**Aim of the task**
Repeat every record below exactly, omitting any pictures.

=-=-=

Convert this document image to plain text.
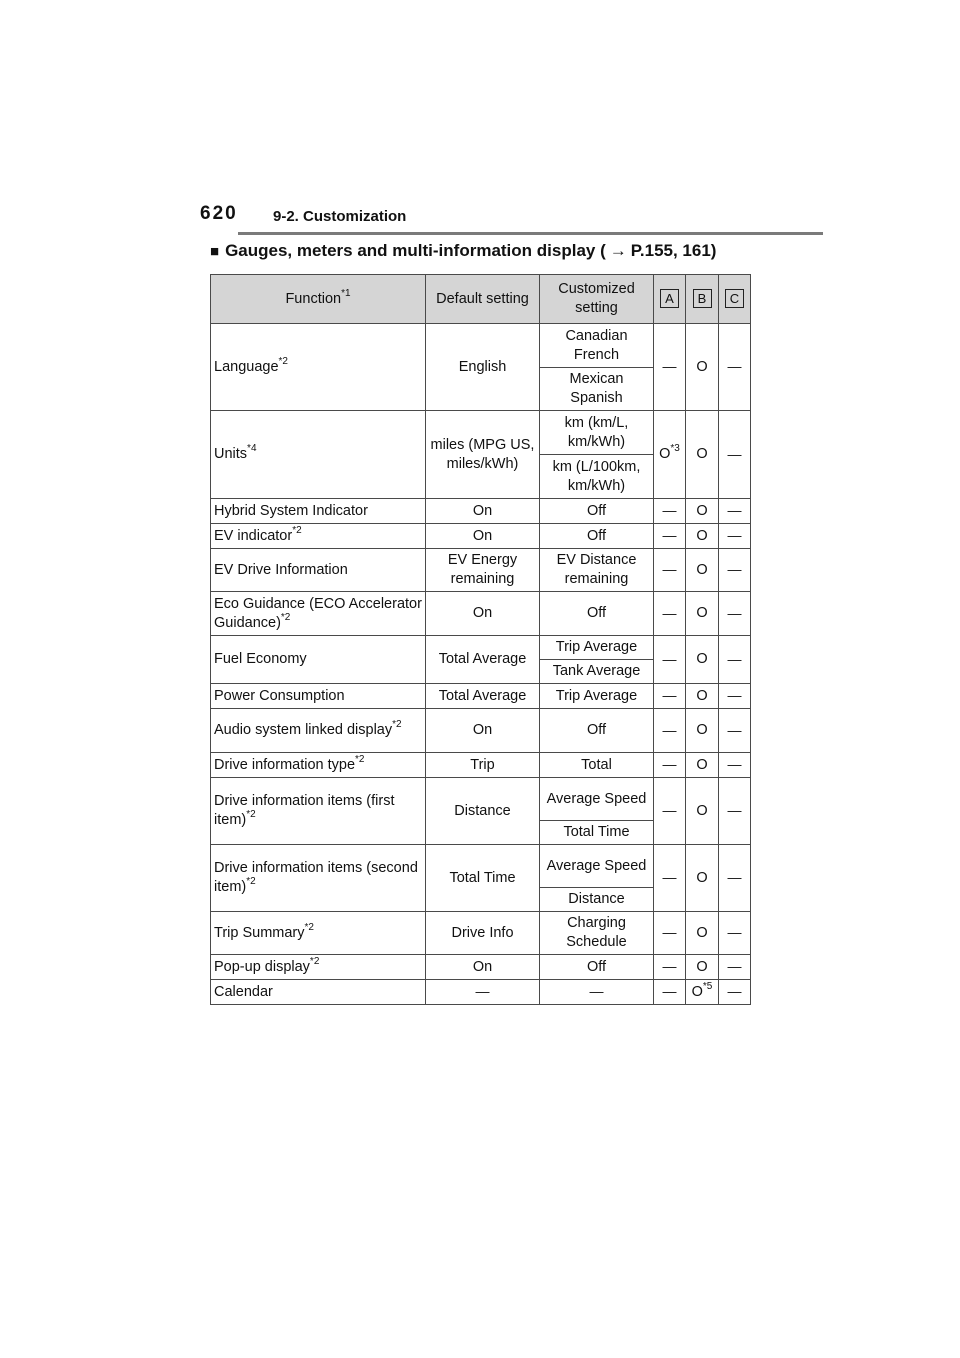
620 9-2. Customization
■ Gauges, meters and multi-information display ( → P.155, 161)
Function$^{*1}$	Default setting	Customized setting	A	B	C
Language$^{*2}$	English	Canadian French	—	O	—
		Mexican Spanish			
Units$^{*4}$	miles (MPG US, miles/kWh)	km (km/L, km/kWh)	$O^{*3}$	O	—
		km (L/100km, km/kWh)			
Hybrid System Indicator	On	Off	—	O	—
EV indicator$^{*2}$	On	Off	—	O	—
EV Drive Information	EV Energy remaining	EV Distance remaining	—	O	—
Eco Guidance (ECO Accelerator Guidance)$^{*2}$	On	Off	—	O	—
Fuel Economy	Total Average	Trip Average	—	O	—
		Tank Average			
Power Consumption	Total Average	Trip Average	—	O	—
Audio system linked display$^{*2}$	On	Off	—	O	—
Drive information type$^{*2}$	Trip	Total	—	O	—
Drive information items (first item)$^{*2}$	Distance	Average Speed	—	O	—
		Total Time			
Drive information items (second item)$^{*2}$	Total Time	Average Speed	—	O	—
		Distance			
Trip Summary$^{*2}$	Drive Info	Charging Schedule	—	O	—
Pop-up display$^{*2}$	On	Off	—	O	—
Calendar	—	—	—	$O^{*5}$	—
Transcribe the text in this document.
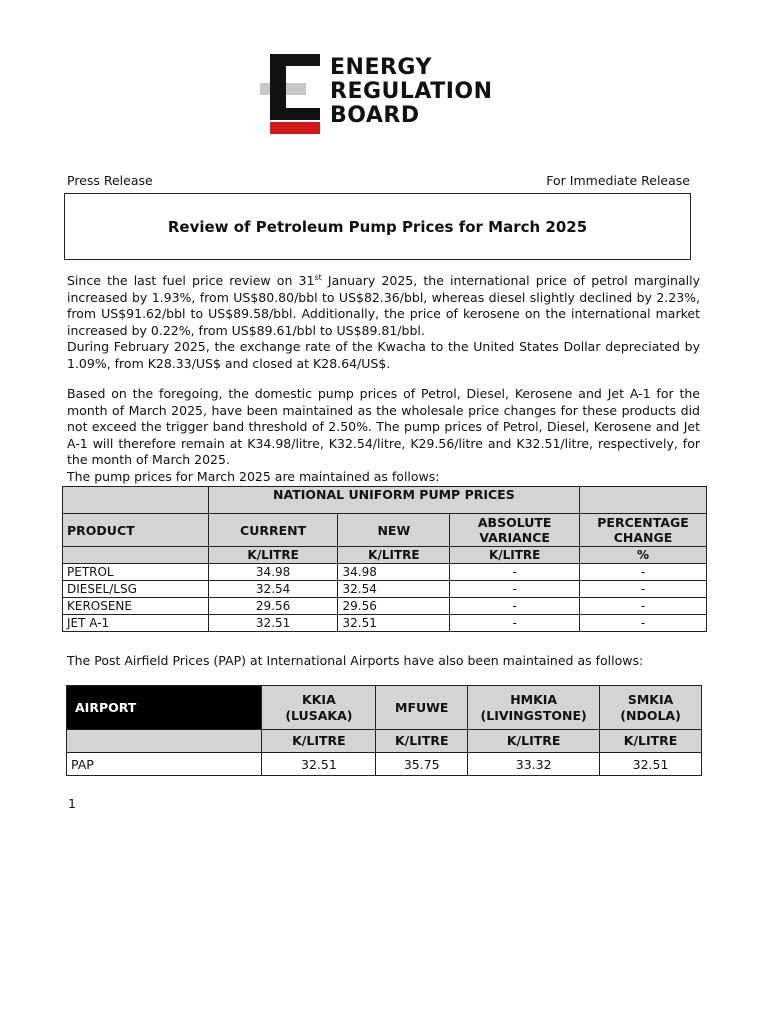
ENERGY
REGULATION
BOARD
Press Release	For Immediate Release
Review of Petroleum Pump Prices for March 2025

Since the last fuel price review on 31st January 2025, the international price of petrol marginally increased by 1.93%, from US$80.80/bbl to US$82.36/bbl, whereas diesel slightly declined by 2.23%, from US$91.62/bbl to US$89.58/bbl. Additionally, the price of kerosene on the international market increased by 0.22%, from US$89.61/bbl to US$89.81/bbl.

During February 2025, the exchange rate of the Kwacha to the United States Dollar depreciated by 1.09%, from K28.33/US$ and closed at K28.64/US$.

Based on the foregoing, the domestic pump prices of Petrol, Diesel, Kerosene and Jet A-1 for the month of March 2025, have been maintained as the wholesale price changes for these products did not exceed the trigger band threshold of 2.50%. The pump prices of Petrol, Diesel, Kerosene and Jet A-1 will therefore remain at K34.98/litre, K32.54/litre, K29.56/litre and K32.51/litre, respectively, for the month of March 2025.
The pump prices for March 2025 are maintained as follows:
	NATIONAL UNIFORM PUMP PRICES			
PRODUCT	CURRENT	NEW	ABSOLUTE VARIANCE	PERCENTAGE CHANGE
	K/LITRE	K/LITRE	K/LITRE	%
PETROL	34.98	34.98	-	-
DIESEL/LSG	32.54	32.54	-	-
KEROSENE	29.56	29.56	-	-
JET A-1	32.51	32.51	-	-
The Post Airfield Prices (PAP) at International Airports have also been maintained as follows:
AIRPORT	KKIA (LUSAKA)	MFUWE	HMKIA (LIVINGSTONE)	SMKIA (NDOLA)
	K/LITRE	K/LITRE	K/LITRE	K/LITRE
PAP	32.51	35.75	33.32	32.51
1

=-=-=

**Response to the exercise**
Convert this document image to plain text.
620 9-2. Customization
■ Gauges, meters and multi-information display ( → P.155, 161)
Function$^{*1}$	Default setting	Customized setting	A	B	C
Language$^{*2}$	English	Canadian French	—	O	—
		Mexican Spanish			
Units$^{*4}$	miles (MPG US, miles/kWh)	km (km/L, km/kWh)	$O^{*3}$	O	—
		km (L/100km, km/kWh)			
Hybrid System Indicator	On	Off	—	O	—
EV indicator$^{*2}$	On	Off	—	O	—
EV Drive Information	EV Energy remaining	EV Distance remaining	—	O	—
Eco Guidance (ECO Accelerator Guidance)$^{*2}$	On	Off	—	O	—
Fuel Economy	Total Average	Trip Average	—	O	—
		Tank Average			
Power Consumption	Total Average	Trip Average	—	O	—
Audio system linked display$^{*2}$	On	Off	—	O	—
Drive information type$^{*2}$	Trip	Total	—	O	—
Drive information items (first item)$^{*2}$	Distance	Average Speed	—	O	—
		Total Time			
Drive information items (second item)$^{*2}$	Total Time	Average Speed	—	O	—
		Distance			
Trip Summary$^{*2}$	Drive Info	Charging Schedule	—	O	—
Pop-up display$^{*2}$	On	Off	—	O	—
Calendar	—	—	—	$O^{*5}$	—
Transcribe the text in this document.
ENERGY
REGULATION
BOARD
Press Release	For Immediate Release
Review of Petroleum Pump Prices for March 2025

Since the last fuel price review on 31st January 2025, the international price of petrol marginally increased by 1.93%, from US$80.80/bbl to US$82.36/bbl, whereas diesel slightly declined by 2.23%, from US$91.62/bbl to US$89.58/bbl. Additionally, the price of kerosene on the international market increased by 0.22%, from US$89.61/bbl to US$89.81/bbl.

During February 2025, the exchange rate of the Kwacha to the United States Dollar depreciated by 1.09%, from K28.33/US$ and closed at K28.64/US$.

Based on the foregoing, the domestic pump prices of Petrol, Diesel, Kerosene and Jet A-1 for the month of March 2025, have been maintained as the wholesale price changes for these products did not exceed the trigger band threshold of 2.50%. The pump prices of Petrol, Diesel, Kerosene and Jet A-1 will therefore remain at K34.98/litre, K32.54/litre, K29.56/litre and K32.51/litre, respectively, for the month of March 2025.
The pump prices for March 2025 are maintained as follows:
	NATIONAL UNIFORM PUMP PRICES			
PRODUCT	CURRENT	NEW	ABSOLUTE VARIANCE	PERCENTAGE CHANGE
	K/LITRE	K/LITRE	K/LITRE	%
PETROL	34.98	34.98	-	-
DIESEL/LSG	32.54	32.54	-	-
KEROSENE	29.56	29.56	-	-
JET A-1	32.51	32.51	-	-
The Post Airfield Prices (PAP) at International Airports have also been maintained as follows:
AIRPORT	KKIA (LUSAKA)	MFUWE	HMKIA (LIVINGSTONE)	SMKIA (NDOLA)
	K/LITRE	K/LITRE	K/LITRE	K/LITRE
PAP	32.51	35.75	33.32	32.51
1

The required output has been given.